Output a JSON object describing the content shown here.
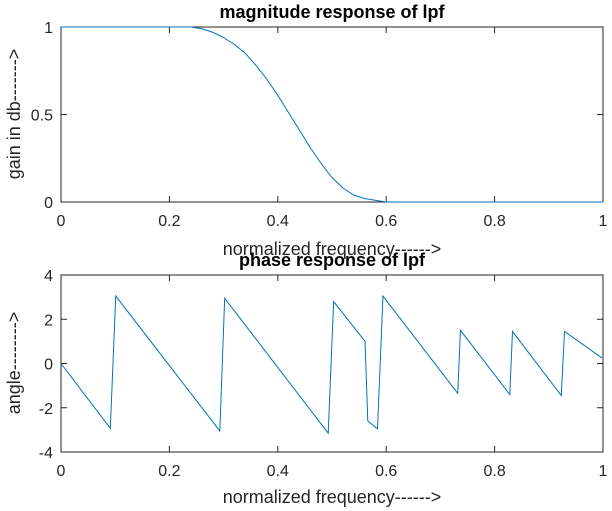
{
  "chart_data": [
    {
      "type": "line",
      "title": "magnitude response of lpf",
      "xlabel": "normalized frequency------>",
      "ylabel": "gain in db------->",
      "xlim": [
        0,
        1
      ],
      "ylim": [
        0,
        1
      ],
      "xticks": [
        "0",
        "0.2",
        "0.4",
        "0.6",
        "0.8",
        "1"
      ],
      "yticks": [
        "0",
        "0.5",
        "1"
      ],
      "grid": false,
      "color": "#0072bd",
      "series": [
        {
          "x": [
            0,
            0.1,
            0.2,
            0.24,
            0.26,
            0.28,
            0.3,
            0.32,
            0.34,
            0.36,
            0.38,
            0.4,
            0.42,
            0.44,
            0.46,
            0.48,
            0.5,
            0.52,
            0.54,
            0.56,
            0.6,
            0.8,
            1.0
          ],
          "y": [
            1,
            1,
            1,
            1,
            0.99,
            0.97,
            0.94,
            0.9,
            0.85,
            0.78,
            0.7,
            0.61,
            0.51,
            0.41,
            0.31,
            0.22,
            0.14,
            0.08,
            0.04,
            0.02,
            0.0,
            0.0,
            0.0
          ]
        }
      ]
    },
    {
      "type": "line",
      "title": "phase response of lpf",
      "xlabel": "normalized frequency------>",
      "ylabel": "angle-------->",
      "xlim": [
        0,
        1
      ],
      "ylim": [
        -4,
        4
      ],
      "xticks": [
        "0",
        "0.2",
        "0.4",
        "0.6",
        "0.8",
        "1"
      ],
      "yticks": [
        "-4",
        "-2",
        "0",
        "2",
        "4"
      ],
      "grid": false,
      "color": "#0072bd",
      "series": [
        {
          "x": [
            0,
            0.091,
            0.101,
            0.293,
            0.302,
            0.493,
            0.503,
            0.561,
            0.566,
            0.584,
            0.594,
            0.732,
            0.737,
            0.828,
            0.833,
            0.923,
            0.929,
            0.998
          ],
          "y": [
            0,
            -2.93,
            3.05,
            -3.05,
            2.95,
            -3.15,
            2.8,
            1.0,
            -2.6,
            -2.95,
            3.05,
            -1.35,
            1.5,
            -1.4,
            1.45,
            -1.45,
            1.45,
            0.25
          ]
        }
      ]
    }
  ]
}
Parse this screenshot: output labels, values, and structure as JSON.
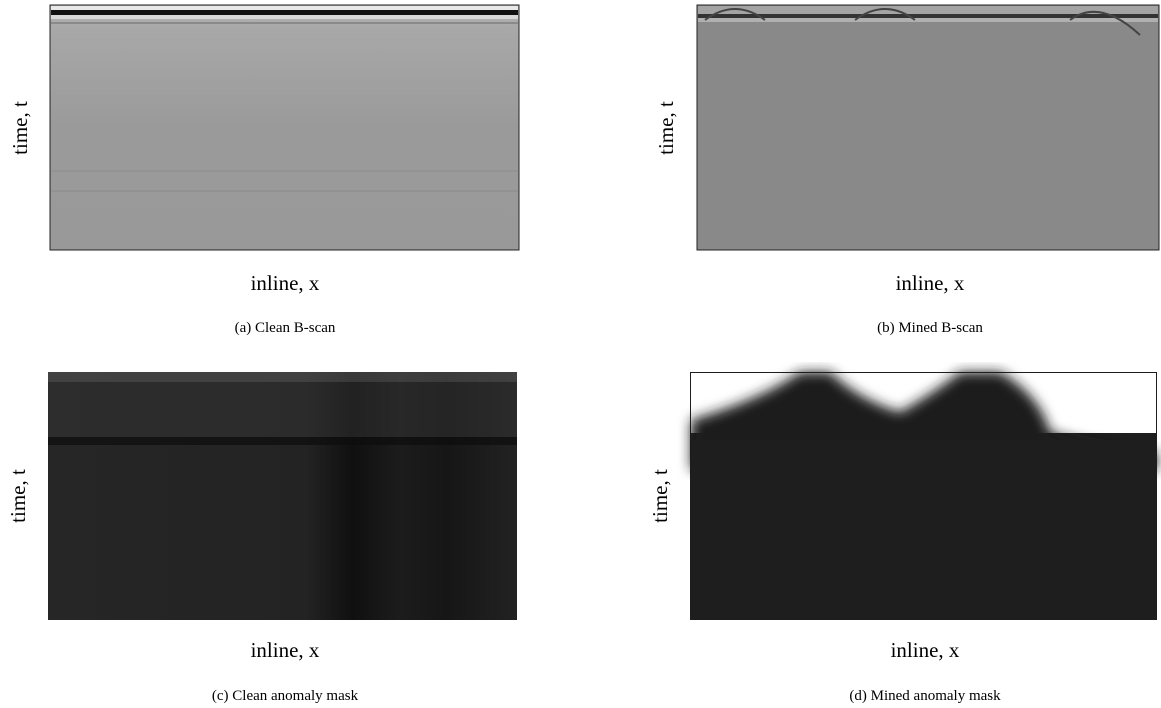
{
  "panels": [
    {
      "y_label": "time, t",
      "x_label": "inline, x",
      "caption": "(a) Clean B-scan"
    },
    {
      "y_label": "time, t",
      "x_label": "inline, x",
      "caption": "(b) Mined B-scan"
    },
    {
      "y_label": "time, t",
      "x_label": "inline, x",
      "caption": "(c) Clean anomaly mask"
    },
    {
      "y_label": "time, t",
      "x_label": "inline, x",
      "caption": "(d) Mined anomaly mask"
    }
  ]
}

SHORT EXERCISE: Restate the entire listing word for word, excluding pictures.

TASK RESULT:
Output a JSON object describing the content shown here.
{
  "chart_data": [
    {
      "type": "line",
      "title": "magnitude response of lpf",
      "xlabel": "normalized frequency------>",
      "ylabel": "gain in db------->",
      "xlim": [
        0,
        1
      ],
      "ylim": [
        0,
        1
      ],
      "xticks": [
        "0",
        "0.2",
        "0.4",
        "0.6",
        "0.8",
        "1"
      ],
      "yticks": [
        "0",
        "0.5",
        "1"
      ],
      "grid": false,
      "color": "#0072bd",
      "series": [
        {
          "x": [
            0,
            0.1,
            0.2,
            0.24,
            0.26,
            0.28,
            0.3,
            0.32,
            0.34,
            0.36,
            0.38,
            0.4,
            0.42,
            0.44,
            0.46,
            0.48,
            0.5,
            0.52,
            0.54,
            0.56,
            0.6,
            0.8,
            1.0
          ],
          "y": [
            1,
            1,
            1,
            1,
            0.99,
            0.97,
            0.94,
            0.9,
            0.85,
            0.78,
            0.7,
            0.61,
            0.51,
            0.41,
            0.31,
            0.22,
            0.14,
            0.08,
            0.04,
            0.02,
            0.0,
            0.0,
            0.0
          ]
        }
      ]
    },
    {
      "type": "line",
      "title": "phase response of lpf",
      "xlabel": "normalized frequency------>",
      "ylabel": "angle-------->",
      "xlim": [
        0,
        1
      ],
      "ylim": [
        -4,
        4
      ],
      "xticks": [
        "0",
        "0.2",
        "0.4",
        "0.6",
        "0.8",
        "1"
      ],
      "yticks": [
        "-4",
        "-2",
        "0",
        "2",
        "4"
      ],
      "grid": false,
      "color": "#0072bd",
      "series": [
        {
          "x": [
            0,
            0.091,
            0.101,
            0.293,
            0.302,
            0.493,
            0.503,
            0.561,
            0.566,
            0.584,
            0.594,
            0.732,
            0.737,
            0.828,
            0.833,
            0.923,
            0.929,
            0.998
          ],
          "y": [
            0,
            -2.93,
            3.05,
            -3.05,
            2.95,
            -3.15,
            2.8,
            1.0,
            -2.6,
            -2.95,
            3.05,
            -1.35,
            1.5,
            -1.4,
            1.45,
            -1.45,
            1.45,
            0.25
          ]
        }
      ]
    }
  ]
}
Parse this screenshot: output labels, values, and structure as JSON.
{
  "panels": [
    {
      "y_label": "time, t",
      "x_label": "inline, x",
      "caption": "(a) Clean B-scan"
    },
    {
      "y_label": "time, t",
      "x_label": "inline, x",
      "caption": "(b) Mined B-scan"
    },
    {
      "y_label": "time, t",
      "x_label": "inline, x",
      "caption": "(c) Clean anomaly mask"
    },
    {
      "y_label": "time, t",
      "x_label": "inline, x",
      "caption": "(d) Mined anomaly mask"
    }
  ]
}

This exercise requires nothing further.